Exercise goal.
Transcribe every entry word for word. Skip the pictures.

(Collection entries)
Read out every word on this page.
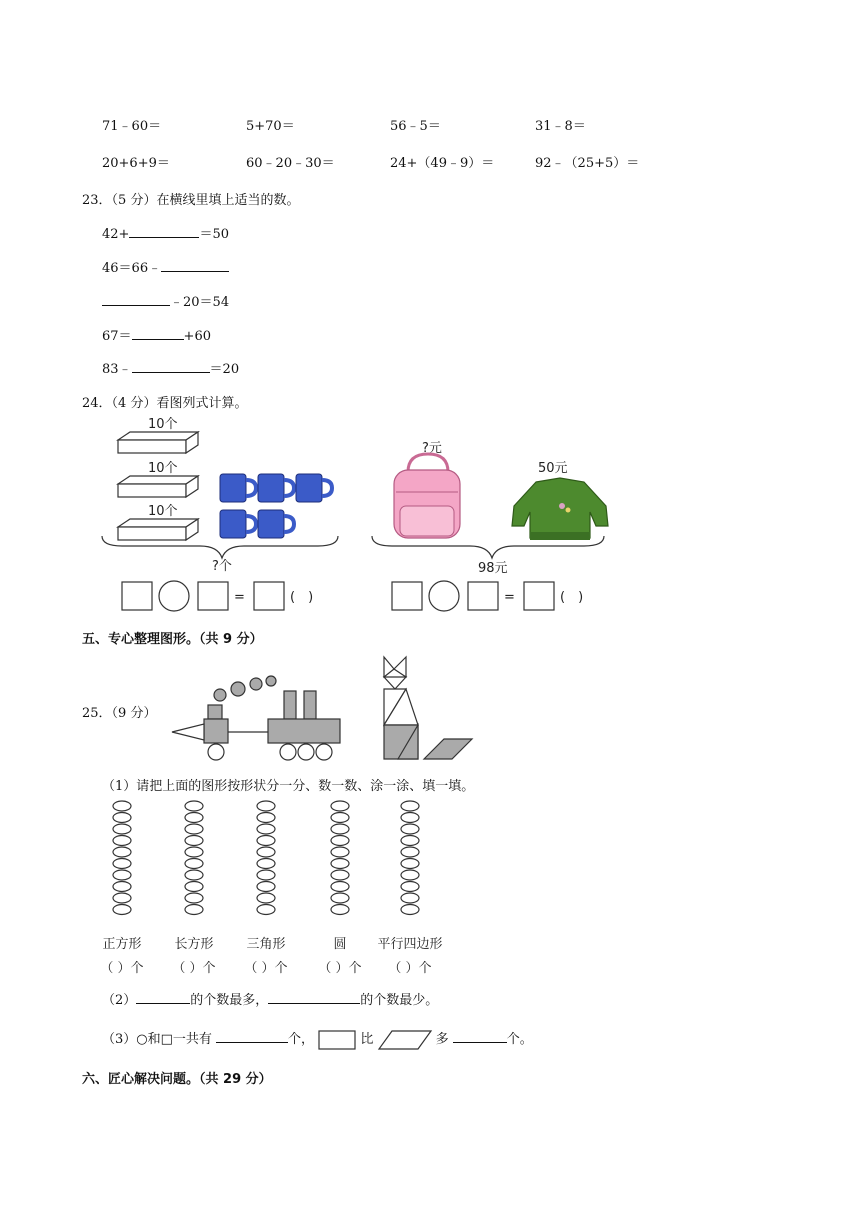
71﹣60＝	5+70＝	56﹣5＝	31﹣8＝
20+6+9＝	60﹣20﹣30＝	24+（49﹣9）＝	92﹣（25+5）＝
23．（5 分）在横线里填上适当的数。
42+	＝50
46＝66﹣
﹣20＝54
67＝	+60
83﹣	＝20
24．（4 分）看图列式计算。
10个
10个
10个
?个
=	(　)
?元
50元
98元
=	(　)
五、专心整理图形。（共 9 分）
25．（9 分）
（1）请把上面的图形按形状分一分、数一数、涂一涂、填一填。
正方形
（ ）个
长方形
（ ）个
三角形
（ ）个
圆
（ ）个
平行四边形
（ ）个
（2）	的个数最多，	的个数最少。
（3）○和□一共有	个，	比	多	个。
六、匠心解决问题。（共 29 分）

Answer to this task.
Read out every word on this page.
71﹣60＝	5+70＝	56﹣5＝	31﹣8＝
20+6+9＝	60﹣20﹣30＝	24+（49﹣9）＝	92﹣（25+5）＝
23．（5 分）在横线里填上适当的数。
42+	＝50
46＝66﹣
﹣20＝54
67＝	+60
83﹣	＝20
24．（4 分）看图列式计算。
10个
10个
10个
?个
=	(　)
?元
50元
98元
=	(　)
五、专心整理图形。（共 9 分）
25．（9 分）
（1）请把上面的图形按形状分一分、数一数、涂一涂、填一填。
正方形
（ ）个
长方形
（ ）个
三角形
（ ）个
圆
（ ）个
平行四边形
（ ）个
（2）	的个数最多，	的个数最少。
（3）○和□一共有	个，	比	多	个。
六、匠心解决问题。（共 29 分）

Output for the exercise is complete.